[SET EXERCISE]
Please copy the listing from its first line down to and including the line that has "table-row[interactable]: 15 Mickee", switching each "table-row" to "list-row" and keeping everything else unchanged.

Element position data:
— Start —
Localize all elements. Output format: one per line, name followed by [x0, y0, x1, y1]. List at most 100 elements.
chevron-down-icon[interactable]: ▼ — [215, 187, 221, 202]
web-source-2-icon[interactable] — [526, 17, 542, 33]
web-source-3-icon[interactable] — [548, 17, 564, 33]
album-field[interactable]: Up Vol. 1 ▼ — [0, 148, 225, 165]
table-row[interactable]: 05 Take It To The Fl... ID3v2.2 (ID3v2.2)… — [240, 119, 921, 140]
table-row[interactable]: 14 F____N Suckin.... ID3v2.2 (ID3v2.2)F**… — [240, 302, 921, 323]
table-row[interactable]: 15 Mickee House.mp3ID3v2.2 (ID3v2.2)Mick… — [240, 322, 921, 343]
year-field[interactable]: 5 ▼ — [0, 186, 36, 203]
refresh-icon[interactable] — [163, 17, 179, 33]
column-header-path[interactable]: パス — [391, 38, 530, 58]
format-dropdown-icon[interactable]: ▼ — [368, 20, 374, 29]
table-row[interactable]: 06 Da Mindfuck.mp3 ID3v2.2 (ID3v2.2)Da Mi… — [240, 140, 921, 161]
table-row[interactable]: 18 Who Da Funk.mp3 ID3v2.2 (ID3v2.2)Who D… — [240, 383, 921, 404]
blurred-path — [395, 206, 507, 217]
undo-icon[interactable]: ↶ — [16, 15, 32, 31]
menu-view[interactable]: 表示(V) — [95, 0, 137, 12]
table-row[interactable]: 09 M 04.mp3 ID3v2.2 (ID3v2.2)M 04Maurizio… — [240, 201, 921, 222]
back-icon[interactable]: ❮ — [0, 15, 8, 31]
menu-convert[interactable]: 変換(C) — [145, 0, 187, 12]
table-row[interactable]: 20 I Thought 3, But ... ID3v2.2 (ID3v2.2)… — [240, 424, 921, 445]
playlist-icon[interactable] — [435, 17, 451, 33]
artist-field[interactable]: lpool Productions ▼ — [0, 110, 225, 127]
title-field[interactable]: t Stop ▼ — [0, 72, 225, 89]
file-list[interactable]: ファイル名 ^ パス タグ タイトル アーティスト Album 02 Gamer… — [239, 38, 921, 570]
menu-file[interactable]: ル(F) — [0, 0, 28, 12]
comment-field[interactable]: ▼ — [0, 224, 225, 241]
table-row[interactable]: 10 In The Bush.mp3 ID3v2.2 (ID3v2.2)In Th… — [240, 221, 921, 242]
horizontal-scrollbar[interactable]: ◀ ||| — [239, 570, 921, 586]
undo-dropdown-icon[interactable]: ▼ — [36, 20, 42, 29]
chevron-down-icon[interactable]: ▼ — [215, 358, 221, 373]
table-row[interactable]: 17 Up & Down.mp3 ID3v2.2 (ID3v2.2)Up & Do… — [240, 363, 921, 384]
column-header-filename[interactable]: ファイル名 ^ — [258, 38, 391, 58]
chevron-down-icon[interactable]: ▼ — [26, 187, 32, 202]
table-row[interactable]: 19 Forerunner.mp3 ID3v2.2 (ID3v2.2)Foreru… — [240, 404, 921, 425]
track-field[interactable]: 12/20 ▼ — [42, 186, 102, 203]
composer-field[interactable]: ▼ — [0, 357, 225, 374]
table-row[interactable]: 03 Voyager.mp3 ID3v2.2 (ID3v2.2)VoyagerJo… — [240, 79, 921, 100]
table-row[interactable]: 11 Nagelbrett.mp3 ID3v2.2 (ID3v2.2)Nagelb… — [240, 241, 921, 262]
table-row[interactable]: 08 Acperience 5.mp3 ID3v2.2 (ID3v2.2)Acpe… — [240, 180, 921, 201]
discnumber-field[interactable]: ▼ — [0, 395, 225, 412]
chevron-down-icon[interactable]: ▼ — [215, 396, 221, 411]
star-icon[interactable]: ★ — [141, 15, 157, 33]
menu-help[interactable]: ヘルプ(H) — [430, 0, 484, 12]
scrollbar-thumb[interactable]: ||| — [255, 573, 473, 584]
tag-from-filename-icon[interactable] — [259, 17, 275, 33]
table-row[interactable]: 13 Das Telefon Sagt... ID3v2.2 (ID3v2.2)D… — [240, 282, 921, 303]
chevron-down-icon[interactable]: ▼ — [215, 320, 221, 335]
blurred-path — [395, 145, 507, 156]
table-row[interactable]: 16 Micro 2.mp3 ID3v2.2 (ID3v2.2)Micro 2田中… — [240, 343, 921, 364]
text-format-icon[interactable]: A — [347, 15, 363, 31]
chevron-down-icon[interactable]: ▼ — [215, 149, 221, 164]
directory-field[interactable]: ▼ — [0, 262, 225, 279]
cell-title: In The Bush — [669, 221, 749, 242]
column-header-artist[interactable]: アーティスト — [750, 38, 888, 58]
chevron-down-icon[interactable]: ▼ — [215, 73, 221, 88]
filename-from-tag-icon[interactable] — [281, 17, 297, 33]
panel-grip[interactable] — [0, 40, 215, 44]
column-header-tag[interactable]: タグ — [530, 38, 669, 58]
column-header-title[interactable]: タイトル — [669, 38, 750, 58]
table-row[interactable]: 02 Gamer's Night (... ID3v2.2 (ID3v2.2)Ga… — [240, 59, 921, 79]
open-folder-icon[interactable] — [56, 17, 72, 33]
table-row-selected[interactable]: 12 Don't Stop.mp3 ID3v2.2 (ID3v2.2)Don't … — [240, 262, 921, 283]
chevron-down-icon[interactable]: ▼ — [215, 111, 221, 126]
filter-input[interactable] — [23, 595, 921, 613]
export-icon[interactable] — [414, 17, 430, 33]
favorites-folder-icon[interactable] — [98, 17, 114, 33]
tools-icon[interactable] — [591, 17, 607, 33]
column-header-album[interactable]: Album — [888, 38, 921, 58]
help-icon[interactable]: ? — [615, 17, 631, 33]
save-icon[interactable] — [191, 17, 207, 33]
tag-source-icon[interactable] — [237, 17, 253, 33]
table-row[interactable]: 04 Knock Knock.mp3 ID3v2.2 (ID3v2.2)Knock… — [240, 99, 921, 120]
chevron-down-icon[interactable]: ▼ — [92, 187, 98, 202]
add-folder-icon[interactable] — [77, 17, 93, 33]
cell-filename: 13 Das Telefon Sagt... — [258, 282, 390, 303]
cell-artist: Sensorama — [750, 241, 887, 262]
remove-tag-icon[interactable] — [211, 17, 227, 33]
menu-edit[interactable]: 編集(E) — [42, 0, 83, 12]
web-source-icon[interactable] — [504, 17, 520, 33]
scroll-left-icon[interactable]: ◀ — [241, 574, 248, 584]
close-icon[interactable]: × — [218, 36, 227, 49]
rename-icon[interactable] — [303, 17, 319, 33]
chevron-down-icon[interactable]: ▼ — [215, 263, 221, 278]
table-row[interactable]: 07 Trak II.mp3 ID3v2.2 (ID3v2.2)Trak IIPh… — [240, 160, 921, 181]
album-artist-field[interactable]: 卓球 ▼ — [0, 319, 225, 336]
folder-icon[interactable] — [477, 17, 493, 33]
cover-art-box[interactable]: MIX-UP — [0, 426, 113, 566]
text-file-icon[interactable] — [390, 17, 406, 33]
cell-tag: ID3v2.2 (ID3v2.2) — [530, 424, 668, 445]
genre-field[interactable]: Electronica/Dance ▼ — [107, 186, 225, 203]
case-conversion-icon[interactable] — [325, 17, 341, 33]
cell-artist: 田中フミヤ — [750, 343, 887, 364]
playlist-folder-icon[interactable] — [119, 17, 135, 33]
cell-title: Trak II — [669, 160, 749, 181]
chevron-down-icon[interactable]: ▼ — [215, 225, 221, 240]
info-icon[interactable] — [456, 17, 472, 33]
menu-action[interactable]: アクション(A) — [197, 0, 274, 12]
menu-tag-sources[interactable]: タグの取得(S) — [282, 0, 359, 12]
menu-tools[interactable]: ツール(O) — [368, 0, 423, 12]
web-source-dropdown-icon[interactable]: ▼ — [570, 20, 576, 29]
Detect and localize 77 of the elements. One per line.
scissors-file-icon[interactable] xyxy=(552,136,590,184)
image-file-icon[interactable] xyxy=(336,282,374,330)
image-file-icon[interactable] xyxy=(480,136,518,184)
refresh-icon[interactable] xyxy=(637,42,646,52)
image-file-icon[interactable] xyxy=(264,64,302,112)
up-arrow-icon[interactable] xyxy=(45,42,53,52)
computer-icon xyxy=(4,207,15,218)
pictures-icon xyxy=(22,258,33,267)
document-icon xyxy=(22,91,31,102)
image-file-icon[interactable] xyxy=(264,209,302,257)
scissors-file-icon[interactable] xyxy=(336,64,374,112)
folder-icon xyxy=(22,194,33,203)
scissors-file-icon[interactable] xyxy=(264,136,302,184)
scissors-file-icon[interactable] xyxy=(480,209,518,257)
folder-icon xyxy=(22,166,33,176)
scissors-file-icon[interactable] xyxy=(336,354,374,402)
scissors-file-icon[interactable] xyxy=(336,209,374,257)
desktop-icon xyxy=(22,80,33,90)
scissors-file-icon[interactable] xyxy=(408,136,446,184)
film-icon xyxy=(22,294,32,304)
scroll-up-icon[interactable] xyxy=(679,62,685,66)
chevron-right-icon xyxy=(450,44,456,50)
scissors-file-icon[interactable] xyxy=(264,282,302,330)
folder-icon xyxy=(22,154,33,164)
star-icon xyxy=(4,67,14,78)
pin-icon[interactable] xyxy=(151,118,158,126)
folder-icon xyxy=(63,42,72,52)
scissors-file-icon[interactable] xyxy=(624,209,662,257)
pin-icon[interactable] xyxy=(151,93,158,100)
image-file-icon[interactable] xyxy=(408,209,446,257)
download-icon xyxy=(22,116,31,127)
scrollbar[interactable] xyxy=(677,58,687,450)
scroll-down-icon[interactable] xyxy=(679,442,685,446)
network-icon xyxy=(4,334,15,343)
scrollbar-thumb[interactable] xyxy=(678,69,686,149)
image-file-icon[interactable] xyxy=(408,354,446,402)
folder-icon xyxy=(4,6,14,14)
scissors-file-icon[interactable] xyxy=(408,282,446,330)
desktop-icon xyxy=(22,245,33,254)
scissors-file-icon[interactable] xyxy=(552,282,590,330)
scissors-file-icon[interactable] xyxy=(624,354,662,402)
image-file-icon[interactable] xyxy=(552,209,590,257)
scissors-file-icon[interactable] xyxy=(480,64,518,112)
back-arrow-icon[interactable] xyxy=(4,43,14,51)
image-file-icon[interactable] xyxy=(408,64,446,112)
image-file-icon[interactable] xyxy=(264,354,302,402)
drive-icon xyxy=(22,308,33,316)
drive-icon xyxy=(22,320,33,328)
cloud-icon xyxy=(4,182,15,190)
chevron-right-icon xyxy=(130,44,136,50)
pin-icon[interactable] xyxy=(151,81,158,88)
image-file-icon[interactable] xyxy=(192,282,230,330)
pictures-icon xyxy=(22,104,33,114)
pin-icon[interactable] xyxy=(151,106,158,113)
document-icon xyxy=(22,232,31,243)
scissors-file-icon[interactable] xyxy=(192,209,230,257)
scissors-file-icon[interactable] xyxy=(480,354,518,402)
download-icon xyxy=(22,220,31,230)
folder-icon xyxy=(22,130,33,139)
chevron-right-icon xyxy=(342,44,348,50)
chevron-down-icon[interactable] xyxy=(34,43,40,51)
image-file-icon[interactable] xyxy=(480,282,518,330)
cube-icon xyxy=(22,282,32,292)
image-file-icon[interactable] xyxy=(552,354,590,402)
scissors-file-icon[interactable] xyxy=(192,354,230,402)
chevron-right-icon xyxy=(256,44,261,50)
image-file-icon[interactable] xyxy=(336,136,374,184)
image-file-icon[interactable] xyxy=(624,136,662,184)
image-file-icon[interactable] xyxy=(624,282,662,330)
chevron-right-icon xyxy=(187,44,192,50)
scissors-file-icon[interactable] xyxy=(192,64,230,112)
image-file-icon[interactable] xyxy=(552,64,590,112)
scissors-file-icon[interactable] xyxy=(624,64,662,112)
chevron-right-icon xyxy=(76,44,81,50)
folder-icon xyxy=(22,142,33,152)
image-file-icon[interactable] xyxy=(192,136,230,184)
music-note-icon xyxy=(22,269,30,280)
— End —
[FULL OUTPUT]
Localize all elements. Output format: one per line, name followed by [x0, y0, x1, y1]. List at most 100 elements.
chevron-down-icon[interactable]: ▼ — [215, 187, 221, 202]
web-source-2-icon[interactable] — [526, 17, 542, 33]
web-source-3-icon[interactable] — [548, 17, 564, 33]
album-field[interactable]: Up Vol. 1 ▼ — [0, 148, 225, 165]
list-row[interactable]: 05 Take It To The Fl... ID3v2.2 (ID3v2.2)… — [240, 119, 921, 140]
list-row[interactable]: 14 F____N Suckin.... ID3v2.2 (ID3v2.2)F**… — [240, 302, 921, 323]
list-row[interactable]: 15 Mickee House.mp3ID3v2.2 (ID3v2.2)Mick… — [240, 322, 921, 343]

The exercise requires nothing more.